__Stated task__: Write down each entry again, exactly as it reads.

[Figure record extracts]

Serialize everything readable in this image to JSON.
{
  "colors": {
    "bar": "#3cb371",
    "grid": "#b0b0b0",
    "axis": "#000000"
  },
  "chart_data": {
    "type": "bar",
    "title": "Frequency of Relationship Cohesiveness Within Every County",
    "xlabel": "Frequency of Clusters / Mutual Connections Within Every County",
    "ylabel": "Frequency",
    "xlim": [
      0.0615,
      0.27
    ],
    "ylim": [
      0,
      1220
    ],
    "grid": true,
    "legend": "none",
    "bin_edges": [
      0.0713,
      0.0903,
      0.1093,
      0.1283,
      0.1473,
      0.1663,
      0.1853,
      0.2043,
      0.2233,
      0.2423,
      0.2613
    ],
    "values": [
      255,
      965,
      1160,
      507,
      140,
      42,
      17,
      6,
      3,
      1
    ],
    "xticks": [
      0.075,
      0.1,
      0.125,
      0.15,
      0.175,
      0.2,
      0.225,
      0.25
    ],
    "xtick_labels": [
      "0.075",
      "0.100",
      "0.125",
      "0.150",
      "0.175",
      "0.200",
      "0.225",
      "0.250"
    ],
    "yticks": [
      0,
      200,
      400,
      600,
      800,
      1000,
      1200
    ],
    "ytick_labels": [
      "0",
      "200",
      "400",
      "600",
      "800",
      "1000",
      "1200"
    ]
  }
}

__Task response__:
Serialize everything readable in this image to JSON.
{
  "colors": {
    "bar": "#3cb371",
    "grid": "#b0b0b0",
    "axis": "#000000"
  },
  "chart_data": {
    "type": "bar",
    "title": "Frequency of Relationship Cohesiveness Within Every County",
    "xlabel": "Frequency of Clusters / Mutual Connections Within Every County",
    "ylabel": "Frequency",
    "xlim": [
      0.0615,
      0.27
    ],
    "ylim": [
      0,
      1220
    ],
    "grid": true,
    "legend": "none",
    "bin_edges": [
      0.0713,
      0.0903,
      0.1093,
      0.1283,
      0.1473,
      0.1663,
      0.1853,
      0.2043,
      0.2233,
      0.2423,
      0.2613
    ],
    "values": [
      255,
      965,
      1160,
      507,
      140,
      42,
      17,
      6,
      3,
      1
    ],
    "xticks": [
      0.075,
      0.1,
      0.125,
      0.15,
      0.175,
      0.2,
      0.225,
      0.25
    ],
    "xtick_labels": [
      "0.075",
      "0.100",
      "0.125",
      "0.150",
      "0.175",
      "0.200",
      "0.225",
      "0.250"
    ],
    "yticks": [
      0,
      200,
      400,
      600,
      800,
      1000,
      1200
    ],
    "ytick_labels": [
      "0",
      "200",
      "400",
      "600",
      "800",
      "1000",
      "1200"
    ]
  }
}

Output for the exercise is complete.